EXERCISE AIM — Where a line contains the word "امرئ", copy that line in full.

----- RECORD EXCERPTS -----

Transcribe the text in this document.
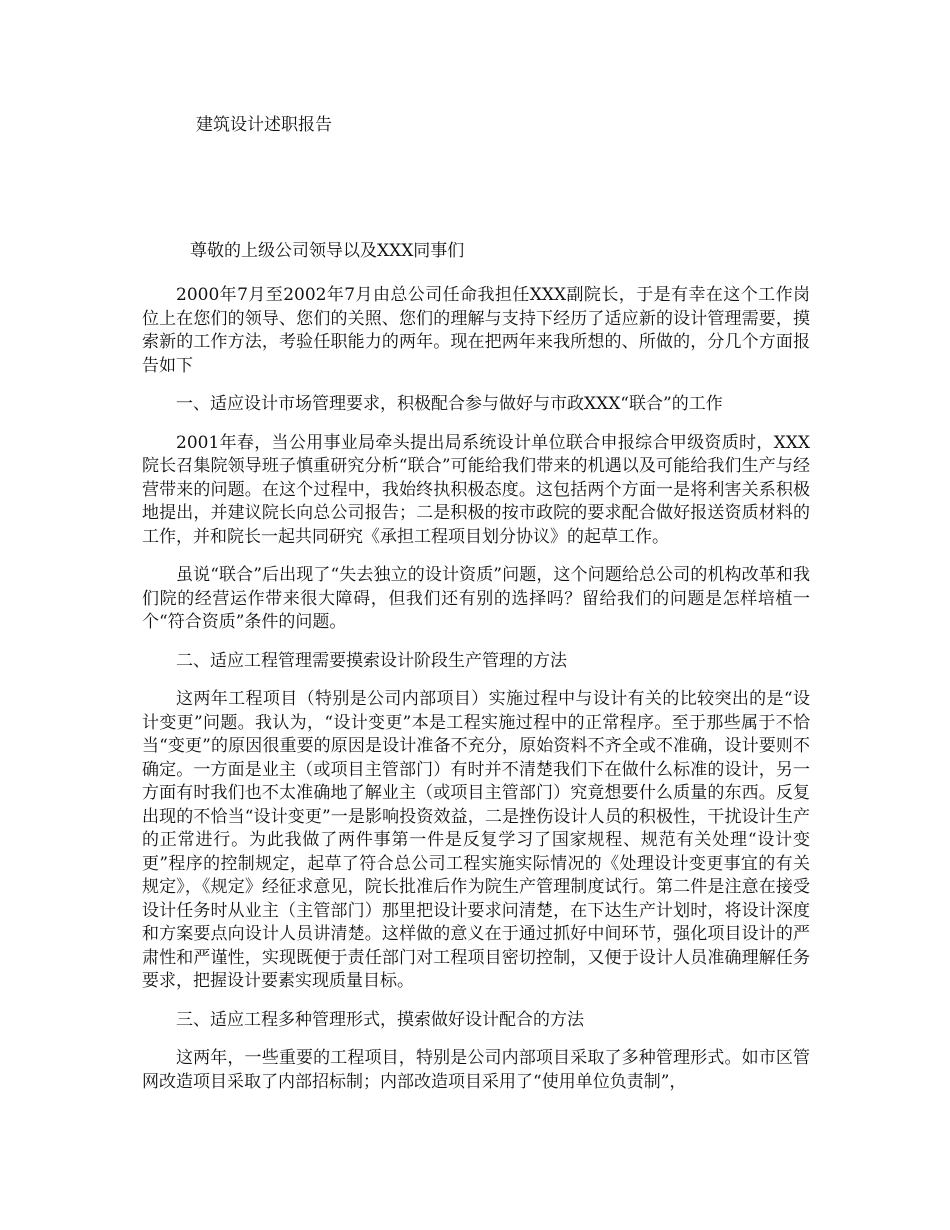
建筑设计述职报告

尊敬的上级公司领导以及XXX同事们

2000年7月至2002年7月由总公司任命我担任XXX副院长，于是有幸在这个工作岗位上在您们的领导、您们的关照、您们的理解与支持下经历了适应新的设计管理需要，摸索新的工作方法，考验任职能力的两年。现在把两年来我所想的、所做的，分几个方面报告如下

一、适应设计市场管理要求，积极配合参与做好与市政XXX“联合”的工作

2001年春，当公用事业局牵头提出局系统设计单位联合申报综合甲级资质时，XXX院长召集院领导班子慎重研究分析“联合”可能给我们带来的机遇以及可能给我们生产与经营带来的问题。在这个过程中，我始终执积极态度。这包括两个方面一是将利害关系积极地提出，并建议院长向总公司报告；二是积极的按市政院的要求配合做好报送资质材料的工作，并和院长一起共同研究《承担工程项目划分协议》的起草工作。

虽说“联合”后出现了“失去独立的设计资质”问题，这个问题给总公司的机构改革和我们院的经营运作带来很大障碍，但我们还有别的选择吗？留给我们的问题是怎样培植一个“符合资质”条件的问题。

二、适应工程管理需要摸索设计阶段生产管理的方法

这两年工程项目（特别是公司内部项目）实施过程中与设计有关的比较突出的是“设计变更”问题。我认为，“设计变更”本是工程实施过程中的正常程序。至于那些属于不恰当“变更”的原因很重要的原因是设计准备不充分，原始资料不齐全或不准确，设计要则不确定。一方面是业主（或项目主管部门）有时并不清楚我们下在做什么标准的设计，另一方面有时我们也不太准确地了解业主（或项目主管部门）究竟想要什么质量的东西。反复出现的不恰当“设计变更”一是影响投资效益，二是挫伤设计人员的积极性，干扰设计生产的正常进行。为此我做了两件事第一件是反复学习了国家规程、规范有关处理“设计变更”程序的控制规定，起草了符合总公司工程实施实际情况的《处理设计变更事宜的有关规定》，《规定》经征求意见，院长批准后作为院生产管理制度试行。第二件是注意在接受设计任务时从业主（主管部门）那里把设计要求问清楚，在下达生产计划时，将设计深度和方案要点向设计人员讲清楚。这样做的意义在于通过抓好中间环节，强化项目设计的严肃性和严谨性，实现既便于责任部门对工程项目密切控制，又便于设计人员准确理解任务要求，把握设计要素实现质量目标。

三、适应工程多种管理形式，摸索做好设计配合的方法

这两年，一些重要的工程项目，特别是公司内部项目采取了多种管理形式。如市区管网改造项目采取了内部招标制；内部改造项目采用了“使用单位负责制”，
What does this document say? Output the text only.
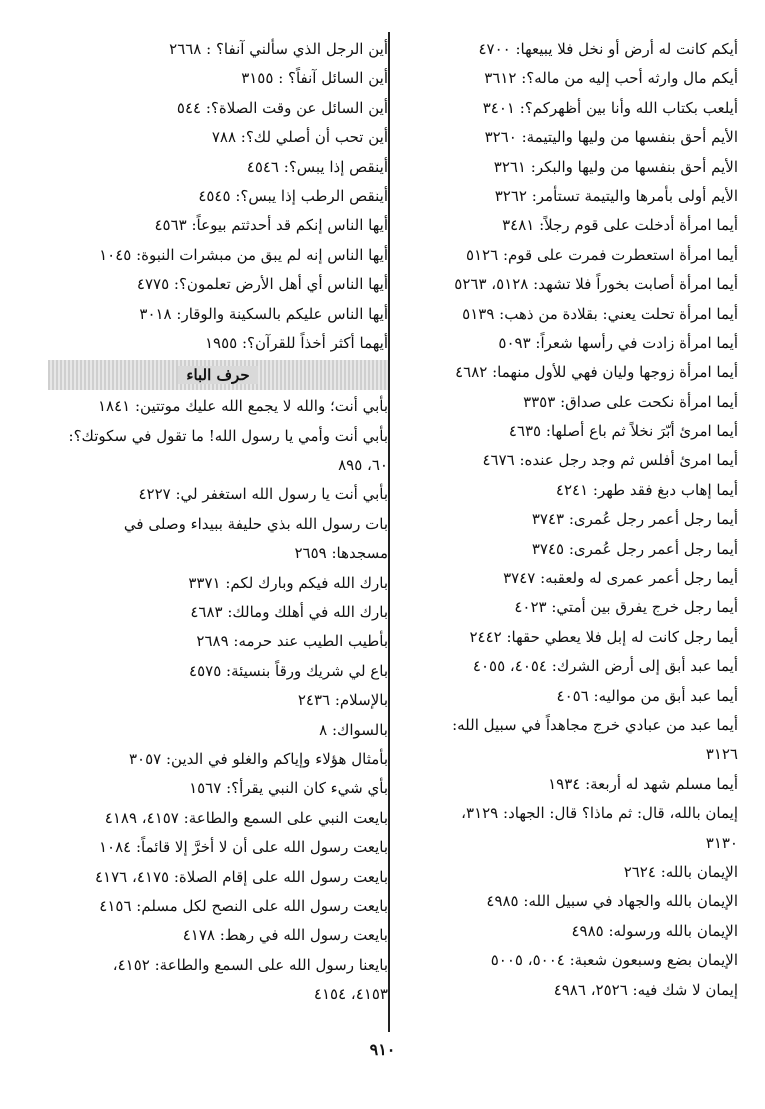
أيكم كانت له أرض أو نخل فلا يبيعها: ٤٧٠٠
أيكم مال وارثه أحب إليه من ماله؟: ٣٦١٢
أيلعب بكتاب الله وأنا بين أظهركم؟: ٣٤٠١
الأيم أحق بنفسها من وليها واليتيمة: ٣٢٦٠
الأيم أحق بنفسها من وليها والبكر: ٣٢٦١
الأيم أولى بأمرها واليتيمة تستأمر: ٣٢٦٢
أيما امرأة أدخلت على قوم رجلاً: ٣٤٨١
أيما امرأة استعطرت فمرت على قوم: ٥١٢٦
أيما امرأة أصابت بخوراً فلا تشهد: ٥١٢٨، ٥٢٦٣
أيما امرأة تحلت يعني: بقلادة من ذهب: ٥١٣٩
أيما امرأة زادت في رأسها شعراً: ٥٠٩٣
أيما امرأة زوجها وليان فهي للأول منهما: ٤٦٨٢
أيما امرأة نكحت على صداق: ٣٣٥٣
أيما امرئ أبّرَ نخلاً ثم باع أصلها: ٤٦٣٥
أيما امرئ أفلس ثم وجد رجل عنده: ٤٦٧٦
أيما إهاب دبغ فقد طهر: ٤٢٤١
أيما رجل أعمر رجل عُمرى: ٣٧٤٣
أيما رجل أعمر رجل عُمرى: ٣٧٤٥
أيما رجل أعمر عمرى له ولعقبه: ٣٧٤٧
أيما رجل خرج يفرق بين أمتي: ٤٠٢٣
أيما رجل كانت له إبل فلا يعطي حقها: ٢٤٤٢
أيما عبد أبق إلى أرض الشرك: ٤٠٥٤، ٤٠٥٥
أيما عبد أبق من مواليه: ٤٠٥٦
أيما عبد من عبادي خرج مجاهداً في سبيل الله:
٣١٢٦
أيما مسلم شهد له أربعة: ١٩٣٤
إيمان بالله، قال: ثم ماذا؟ قال: الجهاد: ٣١٢٩،
٣١٣٠
الإيمان بالله: ٢٦٢٤
الإيمان بالله والجهاد في سبيل الله: ٤٩٨٥
الإيمان بالله ورسوله: ٤٩٨٥
الإيمان بضع وسبعون شعبة: ٥٠٠٤، ٥٠٠٥
إيمان لا شك فيه: ٢٥٢٦، ٤٩٨٦
أين الرجل الذي سألني آنفا؟ : ٢٦٦٨
أين السائل آنفاً؟ : ٣١٥٥
أين السائل عن وقت الصلاة؟: ٥٤٤
أين تحب أن أصلي لك؟: ٧٨٨
أينقص إذا يبس؟: ٤٥٤٦
أينقص الرطب إذا يبس؟: ٤٥٤٥
أيها الناس إنكم قد أحدثتم بيوعاً: ٤٥٦٣
أيها الناس إنه لم يبق من مبشرات النبوة: ١٠٤٥
أيها الناس أي أهل الأرض تعلمون؟: ٤٧٧٥
أيها الناس عليكم بالسكينة والوقار: ٣٠١٨
أيهما أكثر أخذاً للقرآن؟: ١٩٥٥
حرف الباء
بأبي أنت؛ والله لا يجمع الله عليك موتتين: ١٨٤١
بأبي أنت وأمي يا رسول الله! ما تقول في سكوتك؟:
٦٠، ٨٩٥
بأبي أنت يا رسول الله استغفر لي: ٤٢٢٧
بات رسول الله بذي حليفة ببيداء وصلى في
مسجدها: ٢٦٥٩
بارك الله فيكم وبارك لكم: ٣٣٧١
بارك الله في أهلك ومالك: ٤٦٨٣
بأطيب الطيب عند حرمه: ٢٦٨٩
باع لي شريك ورقاً بنسيئة: ٤٥٧٥
بالإسلام: ٢٤٣٦
بالسواك: ٨
بأمثال هؤلاء وإياكم والغلو في الدين: ٣٠٥٧
بأي شيء كان النبي يقرأ؟: ١٥٦٧
بايعت النبي على السمع والطاعة: ٤١٥٧، ٤١٨٩
بايعت رسول الله على أن لا أخرَّ إلا قائماً: ١٠٨٤
بايعت رسول الله على إقام الصلاة: ٤١٧٥، ٤١٧٦
بايعت رسول الله على النصح لكل مسلم: ٤١٥٦
بايعت رسول الله في رهط: ٤١٧٨
بايعنا رسول الله على السمع والطاعة: ٤١٥٢،
٤١٥٣، ٤١٥٤
٩١٠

-----

RESPONSE FOR THIS EXERCISE —
أيما امرئ أبّرَ نخلاً ثم باع أصلها: ٤٦٣٥
أيما امرئ أفلس ثم وجد رجل عنده: ٤٦٧٦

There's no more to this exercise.